EXERCISE BRIEF — Pick out the lines containing "xlabel".

EXTRACTED ENTRIES —
++++++

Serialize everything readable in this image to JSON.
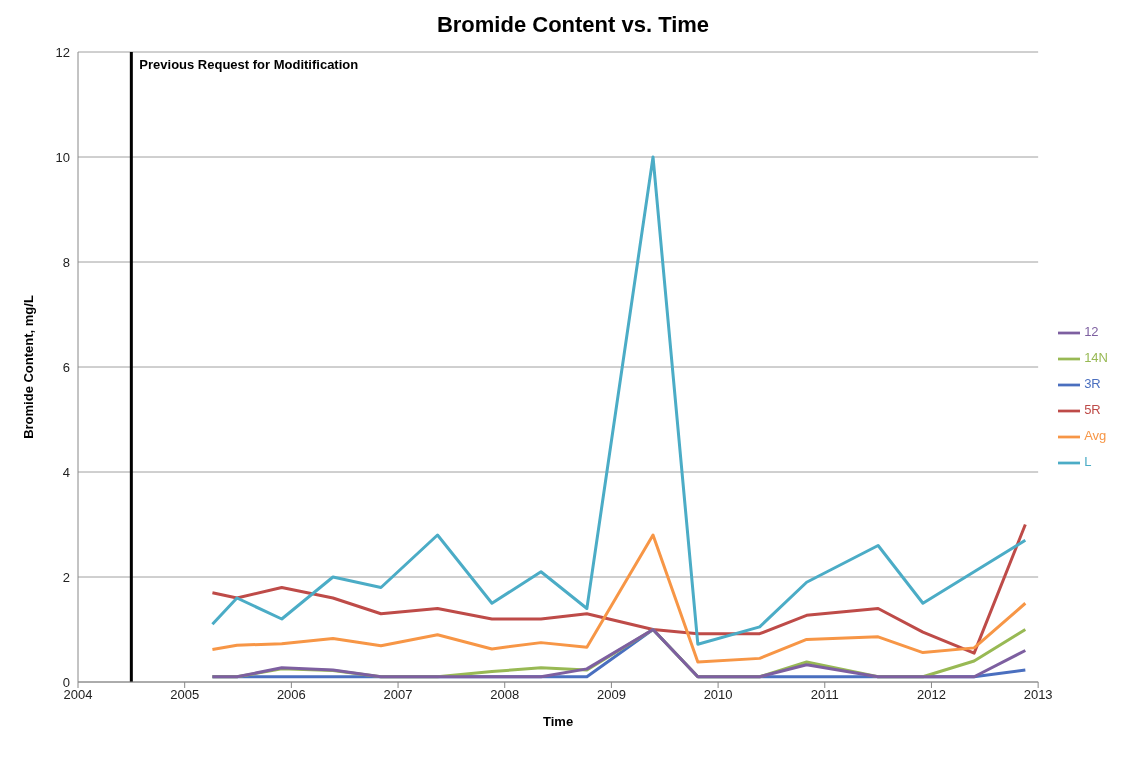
{
  "chart_data": {
    "type": "line",
    "title": "Bromide Content vs. Time",
    "xlabel": "Time",
    "ylabel": "Bromide Content, mg/L",
    "x": [
      2005.26,
      2005.49,
      2005.91,
      2006.39,
      2006.84,
      2007.37,
      2007.88,
      2008.34,
      2008.77,
      2009.39,
      2009.81,
      2010.39,
      2010.83,
      2011.5,
      2011.92,
      2012.4,
      2012.88
    ],
    "series": [
      {
        "name": "3R",
        "color": "#4a6fbf",
        "values": [
          0.1,
          0.1,
          0.1,
          0.1,
          0.1,
          0.1,
          0.1,
          0.1,
          0.1,
          1.0,
          0.1,
          0.1,
          0.1,
          0.1,
          0.1,
          0.1,
          0.23
        ]
      },
      {
        "name": "5R",
        "color": "#be4b48",
        "values": [
          1.7,
          1.6,
          1.8,
          1.6,
          1.3,
          1.4,
          1.2,
          1.2,
          1.3,
          1.0,
          0.92,
          0.92,
          1.27,
          1.4,
          0.95,
          0.55,
          3.0
        ]
      },
      {
        "name": "14N",
        "color": "#98b954",
        "values": [
          0.1,
          0.1,
          0.25,
          0.22,
          0.1,
          0.1,
          0.2,
          0.27,
          0.23,
          1.0,
          0.1,
          0.1,
          0.38,
          0.1,
          0.1,
          0.4,
          1.0
        ]
      },
      {
        "name": "12",
        "color": "#7d5fa0",
        "values": [
          0.1,
          0.1,
          0.27,
          0.23,
          0.1,
          0.1,
          0.1,
          0.1,
          0.25,
          1.0,
          0.1,
          0.1,
          0.33,
          0.1,
          0.1,
          0.1,
          0.6
        ]
      },
      {
        "name": "L",
        "color": "#4bacc6",
        "values": [
          1.1,
          1.6,
          1.2,
          2.0,
          1.8,
          2.8,
          1.5,
          2.1,
          1.4,
          10,
          0.72,
          1.05,
          1.9,
          2.6,
          1.5,
          2.1,
          2.7
        ]
      },
      {
        "name": "Avg",
        "color": "#f79646",
        "values": [
          0.62,
          0.7,
          0.73,
          0.83,
          0.69,
          0.9,
          0.63,
          0.75,
          0.66,
          2.8,
          0.38,
          0.45,
          0.81,
          0.86,
          0.56,
          0.65,
          1.5
        ]
      }
    ],
    "xlim": [
      2004,
      2013
    ],
    "xticks": [
      2004,
      2005,
      2006,
      2007,
      2008,
      2009,
      2010,
      2011,
      2012,
      2013
    ],
    "ylim": [
      0,
      12
    ],
    "yticks": [
      0,
      2,
      4,
      6,
      8,
      10,
      12
    ],
    "ref_lines": [
      {
        "axis": "x",
        "value": 2004.5,
        "label": "Previous Request for Moditification",
        "color": "#000000"
      }
    ],
    "grid": "y",
    "legend": "right",
    "marker": "none",
    "line_style": "solid"
  }
}
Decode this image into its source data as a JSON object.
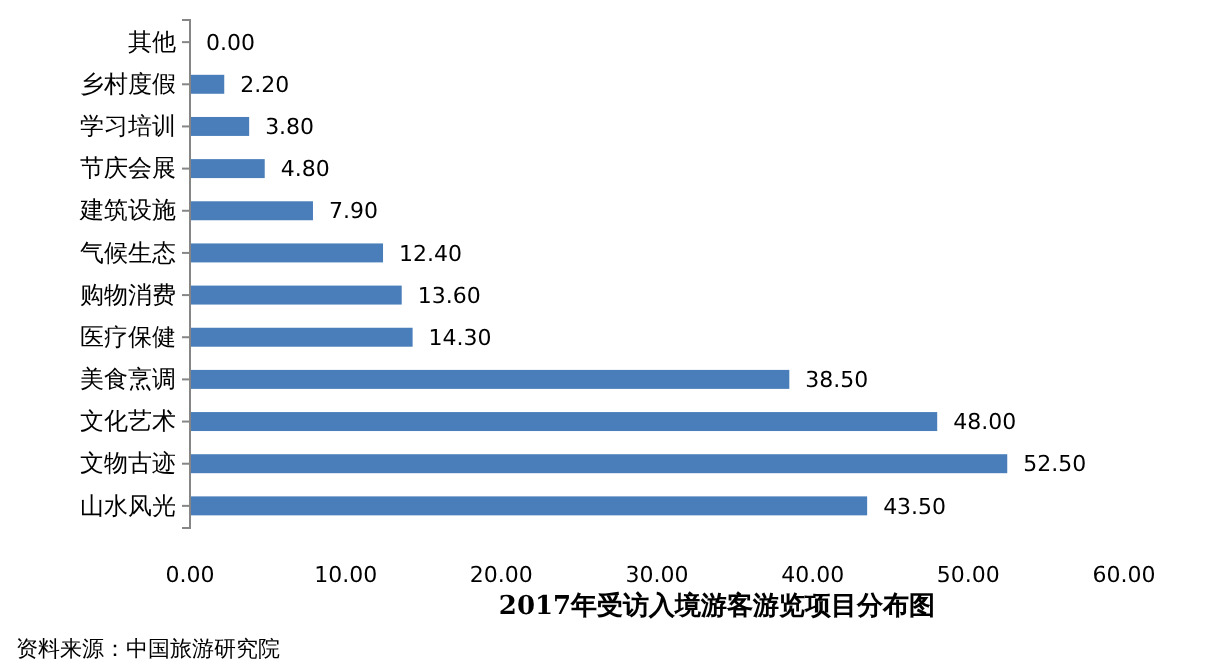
{
  "chart_data": {
    "type": "bar",
    "orientation": "horizontal",
    "title": "2017年受访入境游客游览项目分布图",
    "categories": [
      "其他",
      "乡村度假",
      "学习培训",
      "节庆会展",
      "建筑设施",
      "气候生态",
      "购物消费",
      "医疗保健",
      "美食烹调",
      "文化艺术",
      "文物古迹",
      "山水风光"
    ],
    "values": [
      0,
      2.2,
      3.8,
      4.8,
      7.9,
      12.4,
      13.6,
      14.3,
      38.5,
      48,
      52.5,
      43.5
    ],
    "value_labels": [
      "0.00",
      "2.20",
      "3.80",
      "4.80",
      "7.90",
      "12.40",
      "13.60",
      "14.30",
      "38.50",
      "48.00",
      "52.50",
      "43.50"
    ],
    "color": "#4a7ebb",
    "xlim": [
      0,
      60
    ],
    "xticks": [
      {
        "value": 0,
        "label": "0.00"
      },
      {
        "value": 10,
        "label": "10.00"
      },
      {
        "value": 20,
        "label": "20.00"
      },
      {
        "value": 30,
        "label": "30.00"
      },
      {
        "value": 40,
        "label": "40.00"
      },
      {
        "value": 50,
        "label": "50.00"
      },
      {
        "value": 60,
        "label": "60.00"
      }
    ],
    "grid": false,
    "annotations": [
      "资料来源：中国旅游研究院"
    ]
  }
}
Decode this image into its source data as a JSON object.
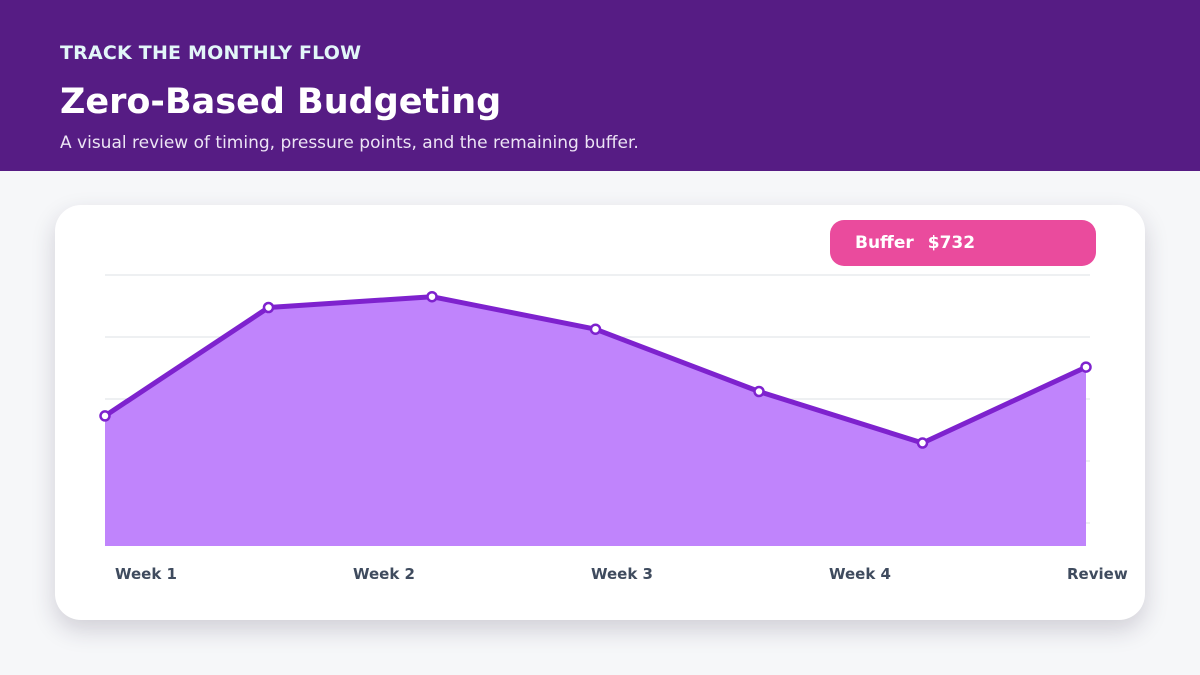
{
  "header": {
    "eyebrow": "TRACK THE MONTHLY FLOW",
    "title": "Zero-Based Budgeting",
    "subtitle": "A visual review of timing, pressure points, and the remaining buffer."
  },
  "badge": {
    "label": "Buffer",
    "value": "$732"
  },
  "colors": {
    "header_bg": "#561c84",
    "line": "#7e22ce",
    "area": "#c084fc",
    "badge": "#ea4b9d"
  },
  "chart_data": {
    "type": "area",
    "title": "",
    "xlabel": "",
    "ylabel": "",
    "x_tick_labels": [
      "Week 1",
      "Week 2",
      "Week 3",
      "Week 4",
      "Review"
    ],
    "points": [
      48,
      88,
      92,
      80,
      57,
      38,
      66
    ],
    "ylim": [
      0,
      100
    ],
    "grid": true,
    "legend": "none"
  }
}
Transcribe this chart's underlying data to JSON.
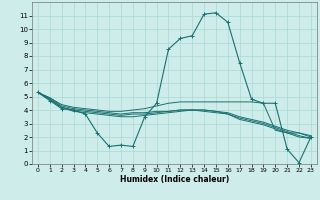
{
  "title": "",
  "xlabel": "Humidex (Indice chaleur)",
  "xlim": [
    -0.5,
    23.5
  ],
  "ylim": [
    0,
    12
  ],
  "xticks": [
    0,
    1,
    2,
    3,
    4,
    5,
    6,
    7,
    8,
    9,
    10,
    11,
    12,
    13,
    14,
    15,
    16,
    17,
    18,
    19,
    20,
    21,
    22,
    23
  ],
  "yticks": [
    0,
    1,
    2,
    3,
    4,
    5,
    6,
    7,
    8,
    9,
    10,
    11
  ],
  "background_color": "#ceecea",
  "grid_color": "#a8d8d4",
  "line_color": "#1a7070",
  "lines": [
    {
      "x": [
        0,
        1,
        2,
        3,
        4,
        5,
        6,
        7,
        8,
        9,
        10,
        11,
        12,
        13,
        14,
        15,
        16,
        17,
        18,
        19,
        20,
        21,
        22,
        23
      ],
      "y": [
        5.3,
        4.7,
        4.1,
        4.0,
        3.7,
        2.3,
        1.3,
        1.4,
        1.3,
        3.5,
        4.5,
        8.5,
        9.3,
        9.5,
        11.1,
        11.2,
        10.5,
        7.5,
        4.8,
        4.5,
        4.5,
        1.1,
        0.1,
        2.0
      ],
      "marker": "+"
    },
    {
      "x": [
        0,
        1,
        2,
        3,
        4,
        5,
        6,
        7,
        8,
        9,
        10,
        11,
        12,
        13,
        14,
        15,
        16,
        17,
        18,
        19,
        20,
        21,
        22,
        23
      ],
      "y": [
        5.3,
        4.9,
        4.4,
        4.2,
        4.1,
        4.0,
        3.9,
        3.9,
        4.0,
        4.1,
        4.3,
        4.5,
        4.6,
        4.6,
        4.6,
        4.6,
        4.6,
        4.6,
        4.6,
        4.5,
        2.5,
        2.3,
        2.3,
        2.1
      ],
      "marker": null
    },
    {
      "x": [
        0,
        1,
        2,
        3,
        4,
        5,
        6,
        7,
        8,
        9,
        10,
        11,
        12,
        13,
        14,
        15,
        16,
        17,
        18,
        19,
        20,
        21,
        22,
        23
      ],
      "y": [
        5.3,
        4.9,
        4.3,
        4.1,
        4.0,
        3.9,
        3.8,
        3.7,
        3.8,
        3.8,
        3.9,
        3.9,
        4.0,
        4.0,
        4.0,
        3.9,
        3.8,
        3.5,
        3.3,
        3.1,
        2.8,
        2.5,
        2.3,
        2.0
      ],
      "marker": null
    },
    {
      "x": [
        0,
        1,
        2,
        3,
        4,
        5,
        6,
        7,
        8,
        9,
        10,
        11,
        12,
        13,
        14,
        15,
        16,
        17,
        18,
        19,
        20,
        21,
        22,
        23
      ],
      "y": [
        5.3,
        4.8,
        4.2,
        4.0,
        3.9,
        3.8,
        3.7,
        3.6,
        3.7,
        3.7,
        3.8,
        3.9,
        4.0,
        4.0,
        4.0,
        3.9,
        3.7,
        3.4,
        3.2,
        3.0,
        2.7,
        2.4,
        2.1,
        1.9
      ],
      "marker": null
    },
    {
      "x": [
        0,
        1,
        2,
        3,
        4,
        5,
        6,
        7,
        8,
        9,
        10,
        11,
        12,
        13,
        14,
        15,
        16,
        17,
        18,
        19,
        20,
        21,
        22,
        23
      ],
      "y": [
        5.3,
        4.8,
        4.2,
        3.9,
        3.8,
        3.7,
        3.6,
        3.5,
        3.5,
        3.6,
        3.7,
        3.8,
        3.9,
        4.0,
        3.9,
        3.8,
        3.7,
        3.3,
        3.1,
        2.9,
        2.6,
        2.3,
        2.0,
        1.9
      ],
      "marker": null
    }
  ]
}
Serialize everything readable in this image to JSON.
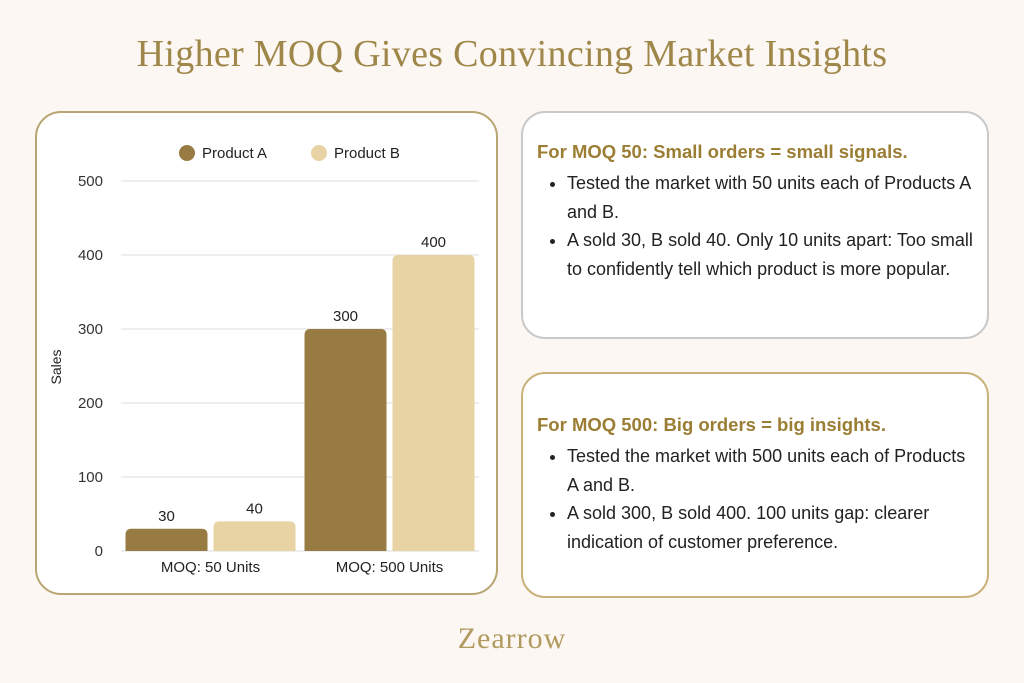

++++++

FINISHED TASK —
    "xlabel": "Time",
    "xlabel": "",
  "xlabel": "Humidex (Indice chaleur)",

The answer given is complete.